━━ Materials provided

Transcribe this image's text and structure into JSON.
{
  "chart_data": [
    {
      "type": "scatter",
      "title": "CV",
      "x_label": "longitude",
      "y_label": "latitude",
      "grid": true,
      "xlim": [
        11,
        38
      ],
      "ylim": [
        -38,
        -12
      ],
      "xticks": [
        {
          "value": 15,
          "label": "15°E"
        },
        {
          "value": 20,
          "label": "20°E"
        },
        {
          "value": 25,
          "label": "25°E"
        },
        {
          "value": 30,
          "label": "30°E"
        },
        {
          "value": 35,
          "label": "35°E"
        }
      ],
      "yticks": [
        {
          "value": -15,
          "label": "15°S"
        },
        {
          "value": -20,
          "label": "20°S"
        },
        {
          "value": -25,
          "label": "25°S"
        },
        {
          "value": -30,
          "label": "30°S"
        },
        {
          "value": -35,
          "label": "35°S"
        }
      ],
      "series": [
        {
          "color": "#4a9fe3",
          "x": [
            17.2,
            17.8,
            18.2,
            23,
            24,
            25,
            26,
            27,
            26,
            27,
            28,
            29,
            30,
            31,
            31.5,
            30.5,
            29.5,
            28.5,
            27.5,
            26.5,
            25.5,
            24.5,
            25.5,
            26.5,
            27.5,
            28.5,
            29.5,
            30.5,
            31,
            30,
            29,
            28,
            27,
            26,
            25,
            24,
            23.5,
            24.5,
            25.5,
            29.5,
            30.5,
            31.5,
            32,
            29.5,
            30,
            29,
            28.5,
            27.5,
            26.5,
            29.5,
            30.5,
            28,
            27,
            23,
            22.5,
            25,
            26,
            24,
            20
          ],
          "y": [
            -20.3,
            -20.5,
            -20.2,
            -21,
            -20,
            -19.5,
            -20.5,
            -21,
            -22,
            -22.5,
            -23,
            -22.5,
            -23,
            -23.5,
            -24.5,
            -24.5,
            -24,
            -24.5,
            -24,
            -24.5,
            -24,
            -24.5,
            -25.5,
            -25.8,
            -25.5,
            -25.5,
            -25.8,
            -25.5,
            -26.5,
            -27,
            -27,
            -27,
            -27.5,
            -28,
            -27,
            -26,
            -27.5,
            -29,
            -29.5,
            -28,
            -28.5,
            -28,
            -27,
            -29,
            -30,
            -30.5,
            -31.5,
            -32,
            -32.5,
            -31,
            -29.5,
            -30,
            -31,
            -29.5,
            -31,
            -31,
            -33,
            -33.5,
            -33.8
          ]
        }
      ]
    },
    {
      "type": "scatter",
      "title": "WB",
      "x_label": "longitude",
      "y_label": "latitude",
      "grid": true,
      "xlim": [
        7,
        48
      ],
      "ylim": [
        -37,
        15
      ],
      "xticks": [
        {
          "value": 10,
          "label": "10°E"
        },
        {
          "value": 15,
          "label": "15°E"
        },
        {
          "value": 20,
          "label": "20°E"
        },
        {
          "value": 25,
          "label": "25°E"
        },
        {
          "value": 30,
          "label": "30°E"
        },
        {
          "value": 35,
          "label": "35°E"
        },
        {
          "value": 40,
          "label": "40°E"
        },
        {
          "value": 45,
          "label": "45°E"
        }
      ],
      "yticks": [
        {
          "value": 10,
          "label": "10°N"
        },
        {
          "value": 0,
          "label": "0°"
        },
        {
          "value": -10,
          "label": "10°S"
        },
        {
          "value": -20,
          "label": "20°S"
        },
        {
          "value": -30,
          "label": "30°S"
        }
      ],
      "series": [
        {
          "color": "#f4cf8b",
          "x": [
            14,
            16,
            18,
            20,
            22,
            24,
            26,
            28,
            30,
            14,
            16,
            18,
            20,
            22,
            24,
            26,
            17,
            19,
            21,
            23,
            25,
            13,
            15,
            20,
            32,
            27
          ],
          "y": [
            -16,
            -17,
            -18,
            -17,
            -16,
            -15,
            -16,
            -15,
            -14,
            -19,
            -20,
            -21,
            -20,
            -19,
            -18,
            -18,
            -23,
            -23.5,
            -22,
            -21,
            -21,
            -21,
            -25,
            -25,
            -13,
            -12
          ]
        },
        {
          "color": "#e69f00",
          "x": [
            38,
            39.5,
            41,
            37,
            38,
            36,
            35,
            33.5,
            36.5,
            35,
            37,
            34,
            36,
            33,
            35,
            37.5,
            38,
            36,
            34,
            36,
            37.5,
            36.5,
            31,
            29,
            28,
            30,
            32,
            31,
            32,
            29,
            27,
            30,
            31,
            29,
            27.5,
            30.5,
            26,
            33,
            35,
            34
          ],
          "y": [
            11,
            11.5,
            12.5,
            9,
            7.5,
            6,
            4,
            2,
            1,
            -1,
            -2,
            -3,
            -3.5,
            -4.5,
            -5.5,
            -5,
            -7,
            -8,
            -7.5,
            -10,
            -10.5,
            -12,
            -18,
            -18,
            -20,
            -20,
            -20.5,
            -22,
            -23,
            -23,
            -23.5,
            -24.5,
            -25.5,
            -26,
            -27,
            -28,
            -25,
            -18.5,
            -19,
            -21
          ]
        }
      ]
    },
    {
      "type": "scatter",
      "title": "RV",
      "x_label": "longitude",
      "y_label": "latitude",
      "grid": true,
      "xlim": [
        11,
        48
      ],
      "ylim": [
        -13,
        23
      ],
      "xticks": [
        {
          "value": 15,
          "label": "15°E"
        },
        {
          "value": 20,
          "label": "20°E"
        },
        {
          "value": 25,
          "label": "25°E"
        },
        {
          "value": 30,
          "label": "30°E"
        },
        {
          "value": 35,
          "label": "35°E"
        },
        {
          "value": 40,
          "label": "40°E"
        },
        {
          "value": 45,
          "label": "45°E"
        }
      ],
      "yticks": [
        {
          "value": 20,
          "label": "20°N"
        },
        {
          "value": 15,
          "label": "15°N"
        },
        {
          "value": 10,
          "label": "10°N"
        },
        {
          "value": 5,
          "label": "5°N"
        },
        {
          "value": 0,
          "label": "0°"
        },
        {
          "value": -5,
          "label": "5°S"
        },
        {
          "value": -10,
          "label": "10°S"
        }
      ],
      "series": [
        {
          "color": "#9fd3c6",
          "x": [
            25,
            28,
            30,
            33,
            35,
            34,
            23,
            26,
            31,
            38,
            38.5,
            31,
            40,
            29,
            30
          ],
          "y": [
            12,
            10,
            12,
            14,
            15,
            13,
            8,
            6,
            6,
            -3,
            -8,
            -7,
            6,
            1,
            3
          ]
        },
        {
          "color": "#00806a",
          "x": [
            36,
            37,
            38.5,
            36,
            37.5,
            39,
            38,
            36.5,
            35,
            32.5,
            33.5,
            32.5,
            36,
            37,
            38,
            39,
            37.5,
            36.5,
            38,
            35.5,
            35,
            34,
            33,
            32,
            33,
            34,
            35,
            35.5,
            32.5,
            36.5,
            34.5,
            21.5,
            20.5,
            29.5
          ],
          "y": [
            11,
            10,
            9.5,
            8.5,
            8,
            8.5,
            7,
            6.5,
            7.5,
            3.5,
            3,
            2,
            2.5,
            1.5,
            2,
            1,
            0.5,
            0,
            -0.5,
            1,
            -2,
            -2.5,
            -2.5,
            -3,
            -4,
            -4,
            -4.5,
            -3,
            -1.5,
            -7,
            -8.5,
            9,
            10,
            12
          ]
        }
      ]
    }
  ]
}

━━━━

What is asked.
Retype every record above exactly as written.

Completed exercise.
Transcribe this image's text and structure into JSON.
{
  "chart_data": [
    {
      "type": "scatter",
      "title": "CV",
      "x_label": "longitude",
      "y_label": "latitude",
      "grid": true,
      "xlim": [
        11,
        38
      ],
      "ylim": [
        -38,
        -12
      ],
      "xticks": [
        {
          "value": 15,
          "label": "15°E"
        },
        {
          "value": 20,
          "label": "20°E"
        },
        {
          "value": 25,
          "label": "25°E"
        },
        {
          "value": 30,
          "label": "30°E"
        },
        {
          "value": 35,
          "label": "35°E"
        }
      ],
      "yticks": [
        {
          "value": -15,
          "label": "15°S"
        },
        {
          "value": -20,
          "label": "20°S"
        },
        {
          "value": -25,
          "label": "25°S"
        },
        {
          "value": -30,
          "label": "30°S"
        },
        {
          "value": -35,
          "label": "35°S"
        }
      ],
      "series": [
        {
          "color": "#4a9fe3",
          "x": [
            17.2,
            17.8,
            18.2,
            23,
            24,
            25,
            26,
            27,
            26,
            27,
            28,
            29,
            30,
            31,
            31.5,
            30.5,
            29.5,
            28.5,
            27.5,
            26.5,
            25.5,
            24.5,
            25.5,
            26.5,
            27.5,
            28.5,
            29.5,
            30.5,
            31,
            30,
            29,
            28,
            27,
            26,
            25,
            24,
            23.5,
            24.5,
            25.5,
            29.5,
            30.5,
            31.5,
            32,
            29.5,
            30,
            29,
            28.5,
            27.5,
            26.5,
            29.5,
            30.5,
            28,
            27,
            23,
            22.5,
            25,
            26,
            24,
            20
          ],
          "y": [
            -20.3,
            -20.5,
            -20.2,
            -21,
            -20,
            -19.5,
            -20.5,
            -21,
            -22,
            -22.5,
            -23,
            -22.5,
            -23,
            -23.5,
            -24.5,
            -24.5,
            -24,
            -24.5,
            -24,
            -24.5,
            -24,
            -24.5,
            -25.5,
            -25.8,
            -25.5,
            -25.5,
            -25.8,
            -25.5,
            -26.5,
            -27,
            -27,
            -27,
            -27.5,
            -28,
            -27,
            -26,
            -27.5,
            -29,
            -29.5,
            -28,
            -28.5,
            -28,
            -27,
            -29,
            -30,
            -30.5,
            -31.5,
            -32,
            -32.5,
            -31,
            -29.5,
            -30,
            -31,
            -29.5,
            -31,
            -31,
            -33,
            -33.5,
            -33.8
          ]
        }
      ]
    },
    {
      "type": "scatter",
      "title": "WB",
      "x_label": "longitude",
      "y_label": "latitude",
      "grid": true,
      "xlim": [
        7,
        48
      ],
      "ylim": [
        -37,
        15
      ],
      "xticks": [
        {
          "value": 10,
          "label": "10°E"
        },
        {
          "value": 15,
          "label": "15°E"
        },
        {
          "value": 20,
          "label": "20°E"
        },
        {
          "value": 25,
          "label": "25°E"
        },
        {
          "value": 30,
          "label": "30°E"
        },
        {
          "value": 35,
          "label": "35°E"
        },
        {
          "value": 40,
          "label": "40°E"
        },
        {
          "value": 45,
          "label": "45°E"
        }
      ],
      "yticks": [
        {
          "value": 10,
          "label": "10°N"
        },
        {
          "value": 0,
          "label": "0°"
        },
        {
          "value": -10,
          "label": "10°S"
        },
        {
          "value": -20,
          "label": "20°S"
        },
        {
          "value": -30,
          "label": "30°S"
        }
      ],
      "series": [
        {
          "color": "#f4cf8b",
          "x": [
            14,
            16,
            18,
            20,
            22,
            24,
            26,
            28,
            30,
            14,
            16,
            18,
            20,
            22,
            24,
            26,
            17,
            19,
            21,
            23,
            25,
            13,
            15,
            20,
            32,
            27
          ],
          "y": [
            -16,
            -17,
            -18,
            -17,
            -16,
            -15,
            -16,
            -15,
            -14,
            -19,
            -20,
            -21,
            -20,
            -19,
            -18,
            -18,
            -23,
            -23.5,
            -22,
            -21,
            -21,
            -21,
            -25,
            -25,
            -13,
            -12
          ]
        },
        {
          "color": "#e69f00",
          "x": [
            38,
            39.5,
            41,
            37,
            38,
            36,
            35,
            33.5,
            36.5,
            35,
            37,
            34,
            36,
            33,
            35,
            37.5,
            38,
            36,
            34,
            36,
            37.5,
            36.5,
            31,
            29,
            28,
            30,
            32,
            31,
            32,
            29,
            27,
            30,
            31,
            29,
            27.5,
            30.5,
            26,
            33,
            35,
            34
          ],
          "y": [
            11,
            11.5,
            12.5,
            9,
            7.5,
            6,
            4,
            2,
            1,
            -1,
            -2,
            -3,
            -3.5,
            -4.5,
            -5.5,
            -5,
            -7,
            -8,
            -7.5,
            -10,
            -10.5,
            -12,
            -18,
            -18,
            -20,
            -20,
            -20.5,
            -22,
            -23,
            -23,
            -23.5,
            -24.5,
            -25.5,
            -26,
            -27,
            -28,
            -25,
            -18.5,
            -19,
            -21
          ]
        }
      ]
    },
    {
      "type": "scatter",
      "title": "RV",
      "x_label": "longitude",
      "y_label": "latitude",
      "grid": true,
      "xlim": [
        11,
        48
      ],
      "ylim": [
        -13,
        23
      ],
      "xticks": [
        {
          "value": 15,
          "label": "15°E"
        },
        {
          "value": 20,
          "label": "20°E"
        },
        {
          "value": 25,
          "label": "25°E"
        },
        {
          "value": 30,
          "label": "30°E"
        },
        {
          "value": 35,
          "label": "35°E"
        },
        {
          "value": 40,
          "label": "40°E"
        },
        {
          "value": 45,
          "label": "45°E"
        }
      ],
      "yticks": [
        {
          "value": 20,
          "label": "20°N"
        },
        {
          "value": 15,
          "label": "15°N"
        },
        {
          "value": 10,
          "label": "10°N"
        },
        {
          "value": 5,
          "label": "5°N"
        },
        {
          "value": 0,
          "label": "0°"
        },
        {
          "value": -5,
          "label": "5°S"
        },
        {
          "value": -10,
          "label": "10°S"
        }
      ],
      "series": [
        {
          "color": "#9fd3c6",
          "x": [
            25,
            28,
            30,
            33,
            35,
            34,
            23,
            26,
            31,
            38,
            38.5,
            31,
            40,
            29,
            30
          ],
          "y": [
            12,
            10,
            12,
            14,
            15,
            13,
            8,
            6,
            6,
            -3,
            -8,
            -7,
            6,
            1,
            3
          ]
        },
        {
          "color": "#00806a",
          "x": [
            36,
            37,
            38.5,
            36,
            37.5,
            39,
            38,
            36.5,
            35,
            32.5,
            33.5,
            32.5,
            36,
            37,
            38,
            39,
            37.5,
            36.5,
            38,
            35.5,
            35,
            34,
            33,
            32,
            33,
            34,
            35,
            35.5,
            32.5,
            36.5,
            34.5,
            21.5,
            20.5,
            29.5
          ],
          "y": [
            11,
            10,
            9.5,
            8.5,
            8,
            8.5,
            7,
            6.5,
            7.5,
            3.5,
            3,
            2,
            2.5,
            1.5,
            2,
            1,
            0.5,
            0,
            -0.5,
            1,
            -2,
            -2.5,
            -2.5,
            -3,
            -4,
            -4,
            -4.5,
            -3,
            -1.5,
            -7,
            -8.5,
            9,
            10,
            12
          ]
        }
      ]
    }
  ]
}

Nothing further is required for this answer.